▶ **What this task involves**
Without including any images, repeat the data exactly.

▶ **Working data**
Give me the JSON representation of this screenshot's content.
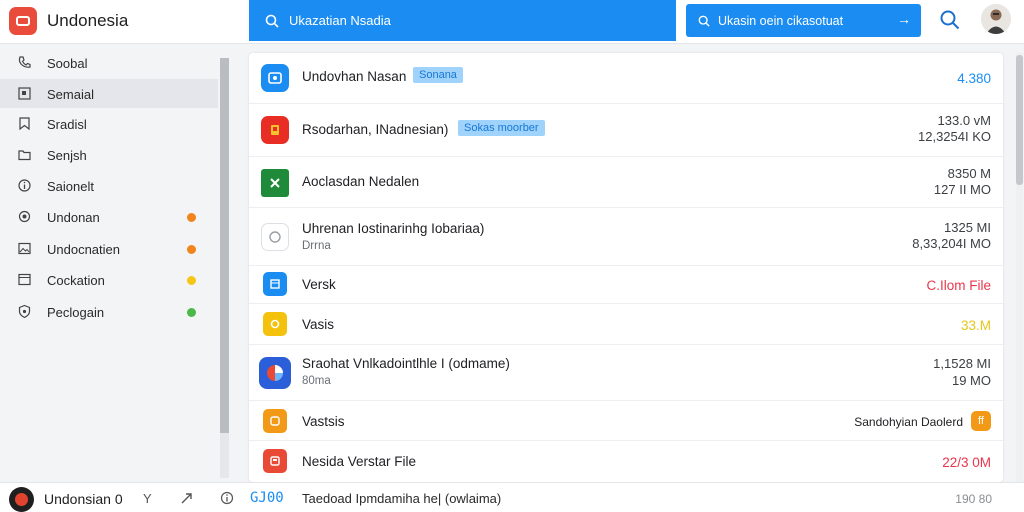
{
  "app": {
    "title": "Undonesia"
  },
  "search": {
    "placeholder": "Ukazatian Nsadia"
  },
  "action": {
    "label": "Ukasin oein cikasotuat",
    "arrow": "→"
  },
  "sidebar": {
    "items": [
      {
        "label": "Soobal",
        "icon": "phone-icon",
        "dot": null
      },
      {
        "label": "Semaial",
        "icon": "square-icon",
        "dot": null
      },
      {
        "label": "Sradisl",
        "icon": "bookmark-icon",
        "dot": null
      },
      {
        "label": "Senjsh",
        "icon": "folder-icon",
        "dot": null
      },
      {
        "label": "Saionelt",
        "icon": "info-icon",
        "dot": null
      },
      {
        "label": "Undonan",
        "icon": "circle-icon",
        "dot": "#f2841c"
      },
      {
        "label": "Undocnatien",
        "icon": "image-icon",
        "dot": "#f2841c"
      },
      {
        "label": "Cockation",
        "icon": "window-icon",
        "dot": "#f5c518"
      },
      {
        "label": "Peclogain",
        "icon": "shield-icon",
        "dot": "#4cb848"
      }
    ]
  },
  "files": [
    {
      "name": "Undovhan Nasan",
      "tag": "Sonana",
      "meta_single": "4.380",
      "meta_color": "#1a8cf2",
      "icon": "blue-app-icon",
      "icon_bg": "#1a8cf2"
    },
    {
      "name": "Rsodarhan, INadnesian)",
      "tag": "Sokas moorber",
      "meta1": "133.0 vM",
      "meta2": "12,3254I KO",
      "icon": "red-app-icon",
      "icon_bg": "#e82e24"
    },
    {
      "name": "Aoclasdan Nedalen",
      "meta1": "8350 M",
      "meta2": "127 II MO",
      "icon": "green-sheet-icon",
      "icon_bg": "#1f8a3a"
    },
    {
      "name": "Uhrenan Iostinarinhg Iobariaa)",
      "sub": "Drrna",
      "meta1": "1325 MI",
      "meta2": "8,33,204I MO",
      "icon": "white-file-icon",
      "icon_bg": "#ffffff"
    },
    {
      "name": "Versk",
      "meta_single": "C.Ilom File",
      "meta_color": "#e8374c",
      "icon": "blue-doc-icon",
      "icon_bg": "#1a8cf2"
    },
    {
      "name": "Vasis",
      "meta_single": "33.M",
      "meta_color": "#e6c61a",
      "icon": "yellow-doc-icon",
      "icon_bg": "#f4c20d"
    },
    {
      "name": "Sraohat Vnlkadointlhle I (odmame)",
      "sub": "80ma",
      "meta1": "1,1528 MI",
      "meta2": "19 MO",
      "icon": "multicolor-app-icon",
      "icon_bg": "#2b5fd9"
    },
    {
      "name": "Vastsis",
      "status_text": "Sandohyian Daolerd",
      "status_chip": "ff",
      "icon": "orange-doc-icon",
      "icon_bg": "#f29a18"
    },
    {
      "name": "Nesida Verstar File",
      "meta_single": "22/3 0M",
      "meta_color": "#e8374c",
      "icon": "red-slide-icon",
      "icon_bg": "#e84a36"
    }
  ],
  "bottom": {
    "title": "Undonsian 0",
    "y_label": "Y",
    "code": "GJ00",
    "path": "Taedoad Ipmdamiha he| (owlaima)",
    "size": "190 80"
  }
}
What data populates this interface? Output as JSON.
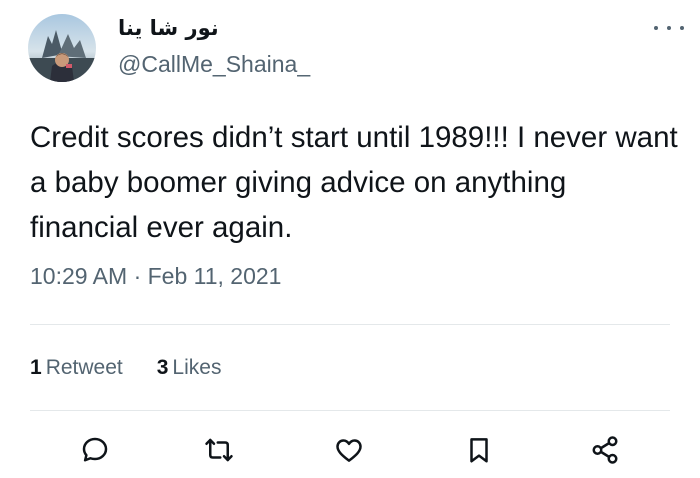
{
  "colors": {
    "text_primary": "#0f1419",
    "text_secondary": "#536471",
    "divider": "#e4e8ea"
  },
  "tweet": {
    "display_name": "نور شا ينا",
    "handle": "@CallMe_Shaina_",
    "text": "Credit scores didn’t start until 1989!!! I never want a baby boomer giving advice on anything financial ever again.",
    "timestamp": "10:29 AM · Feb 11, 2021",
    "stats": {
      "retweets_count": "1",
      "retweets_label": "Retweet",
      "likes_count": "3",
      "likes_label": "Likes"
    },
    "icons": {
      "avatar": "avatar-photo",
      "more": "more-options-icon",
      "reply": "reply-icon",
      "retweet": "retweet-icon",
      "like": "heart-icon",
      "bookmark": "bookmark-icon",
      "share": "share-icon"
    }
  }
}
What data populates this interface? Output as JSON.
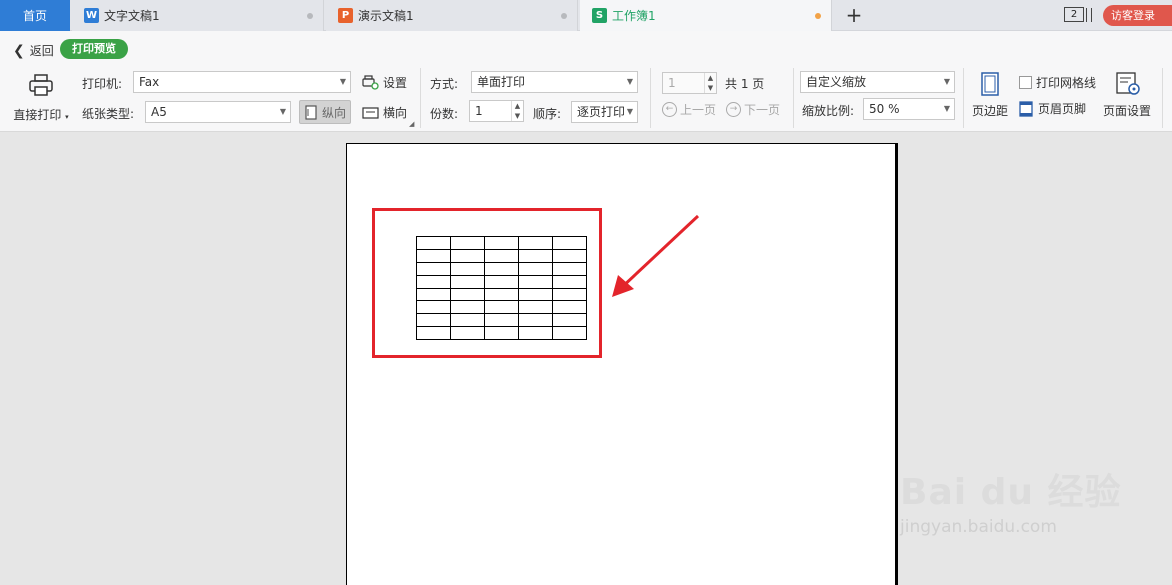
{
  "tabs": {
    "home": "首页",
    "items": [
      {
        "label": "文字文稿1",
        "icon": "W",
        "color": "#2f7dd6"
      },
      {
        "label": "演示文稿1",
        "icon": "P",
        "color": "#e8622c"
      },
      {
        "label": "工作簿1",
        "icon": "S",
        "color": "#21a366"
      }
    ],
    "window_count": "2",
    "login": "访客登录"
  },
  "toolbar": {
    "back": "返回",
    "mode": "打印预览",
    "direct_print": "直接打印",
    "printer_label": "打印机:",
    "printer_value": "Fax",
    "settings": "设置",
    "paper_label": "纸张类型:",
    "paper_value": "A5",
    "portrait": "纵向",
    "landscape": "横向",
    "method_label": "方式:",
    "method_value": "单面打印",
    "copies_label": "份数:",
    "copies_value": "1",
    "order_label": "顺序:",
    "order_value": "逐页打印",
    "page_value": "1",
    "total_pages": "共 1 页",
    "prev_page": "上一页",
    "next_page": "下一页",
    "zoom_mode": "自定义缩放",
    "zoom_label": "缩放比例:",
    "zoom_value": "50 %",
    "margins": "页边距",
    "print_gridlines": "打印网格线",
    "header_footer": "页眉页脚",
    "page_setup": "页面设置"
  },
  "watermark": {
    "brand": "Bai du 经验",
    "url": "jingyan.baidu.com"
  },
  "colors": {
    "accent_blue": "#2f7dd6",
    "preview_green": "#3aa246",
    "highlight_red": "#e3242b",
    "login_red": "#e0574c"
  },
  "preview_table": {
    "rows": 8,
    "cols": 5
  }
}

▶ **In response**
Give me the JSON representation of this screenshot's content.
{
  "app": {
    "title": "Undonesia"
  },
  "search": {
    "placeholder": "Ukazatian Nsadia"
  },
  "action": {
    "label": "Ukasin oein cikasotuat",
    "arrow": "→"
  },
  "sidebar": {
    "items": [
      {
        "label": "Soobal",
        "icon": "phone-icon",
        "dot": null
      },
      {
        "label": "Semaial",
        "icon": "square-icon",
        "dot": null
      },
      {
        "label": "Sradisl",
        "icon": "bookmark-icon",
        "dot": null
      },
      {
        "label": "Senjsh",
        "icon": "folder-icon",
        "dot": null
      },
      {
        "label": "Saionelt",
        "icon": "info-icon",
        "dot": null
      },
      {
        "label": "Undonan",
        "icon": "circle-icon",
        "dot": "#f2841c"
      },
      {
        "label": "Undocnatien",
        "icon": "image-icon",
        "dot": "#f2841c"
      },
      {
        "label": "Cockation",
        "icon": "window-icon",
        "dot": "#f5c518"
      },
      {
        "label": "Peclogain",
        "icon": "shield-icon",
        "dot": "#4cb848"
      }
    ]
  },
  "files": [
    {
      "name": "Undovhan Nasan",
      "tag": "Sonana",
      "meta_single": "4.380",
      "meta_color": "#1a8cf2",
      "icon": "blue-app-icon",
      "icon_bg": "#1a8cf2"
    },
    {
      "name": "Rsodarhan, INadnesian)",
      "tag": "Sokas moorber",
      "meta1": "133.0 vM",
      "meta2": "12,3254I KO",
      "icon": "red-app-icon",
      "icon_bg": "#e82e24"
    },
    {
      "name": "Aoclasdan Nedalen",
      "meta1": "8350 M",
      "meta2": "127 II MO",
      "icon": "green-sheet-icon",
      "icon_bg": "#1f8a3a"
    },
    {
      "name": "Uhrenan Iostinarinhg Iobariaa)",
      "sub": "Drrna",
      "meta1": "1325 MI",
      "meta2": "8,33,204I MO",
      "icon": "white-file-icon",
      "icon_bg": "#ffffff"
    },
    {
      "name": "Versk",
      "meta_single": "C.Ilom File",
      "meta_color": "#e8374c",
      "icon": "blue-doc-icon",
      "icon_bg": "#1a8cf2"
    },
    {
      "name": "Vasis",
      "meta_single": "33.M",
      "meta_color": "#e6c61a",
      "icon": "yellow-doc-icon",
      "icon_bg": "#f4c20d"
    },
    {
      "name": "Sraohat Vnlkadointlhle I (odmame)",
      "sub": "80ma",
      "meta1": "1,1528 MI",
      "meta2": "19 MO",
      "icon": "multicolor-app-icon",
      "icon_bg": "#2b5fd9"
    },
    {
      "name": "Vastsis",
      "status_text": "Sandohyian Daolerd",
      "status_chip": "ff",
      "icon": "orange-doc-icon",
      "icon_bg": "#f29a18"
    },
    {
      "name": "Nesida Verstar File",
      "meta_single": "22/3 0M",
      "meta_color": "#e8374c",
      "icon": "red-slide-icon",
      "icon_bg": "#e84a36"
    }
  ],
  "bottom": {
    "title": "Undonsian 0",
    "y_label": "Y",
    "code": "GJ00",
    "path": "Taedoad Ipmdamiha he| (owlaima)",
    "size": "190 80"
  }
}
What data populates this interface? Output as JSON.
{
  "colors": {
    "text_primary": "#0f1419",
    "text_secondary": "#536471",
    "divider": "#e4e8ea"
  },
  "tweet": {
    "display_name": "نور شا ينا",
    "handle": "@CallMe_Shaina_",
    "text": "Credit scores didn’t start until 1989!!! I never want a baby boomer giving advice on anything financial ever again.",
    "timestamp": "10:29 AM · Feb 11, 2021",
    "stats": {
      "retweets_count": "1",
      "retweets_label": "Retweet",
      "likes_count": "3",
      "likes_label": "Likes"
    },
    "icons": {
      "avatar": "avatar-photo",
      "more": "more-options-icon",
      "reply": "reply-icon",
      "retweet": "retweet-icon",
      "like": "heart-icon",
      "bookmark": "bookmark-icon",
      "share": "share-icon"
    }
  }
}
What data populates this interface? Output as JSON.
{
  "tabs": {
    "home": "首页",
    "items": [
      {
        "label": "文字文稿1",
        "icon": "W",
        "color": "#2f7dd6"
      },
      {
        "label": "演示文稿1",
        "icon": "P",
        "color": "#e8622c"
      },
      {
        "label": "工作簿1",
        "icon": "S",
        "color": "#21a366"
      }
    ],
    "window_count": "2",
    "login": "访客登录"
  },
  "toolbar": {
    "back": "返回",
    "mode": "打印预览",
    "direct_print": "直接打印",
    "printer_label": "打印机:",
    "printer_value": "Fax",
    "settings": "设置",
    "paper_label": "纸张类型:",
    "paper_value": "A5",
    "portrait": "纵向",
    "landscape": "横向",
    "method_label": "方式:",
    "method_value": "单面打印",
    "copies_label": "份数:",
    "copies_value": "1",
    "order_label": "顺序:",
    "order_value": "逐页打印",
    "page_value": "1",
    "total_pages": "共 1 页",
    "prev_page": "上一页",
    "next_page": "下一页",
    "zoom_mode": "自定义缩放",
    "zoom_label": "缩放比例:",
    "zoom_value": "50 %",
    "margins": "页边距",
    "print_gridlines": "打印网格线",
    "header_footer": "页眉页脚",
    "page_setup": "页面设置"
  },
  "watermark": {
    "brand": "Bai du 经验",
    "url": "jingyan.baidu.com"
  },
  "colors": {
    "accent_blue": "#2f7dd6",
    "preview_green": "#3aa246",
    "highlight_red": "#e3242b",
    "login_red": "#e0574c"
  },
  "preview_table": {
    "rows": 8,
    "cols": 5
  }
}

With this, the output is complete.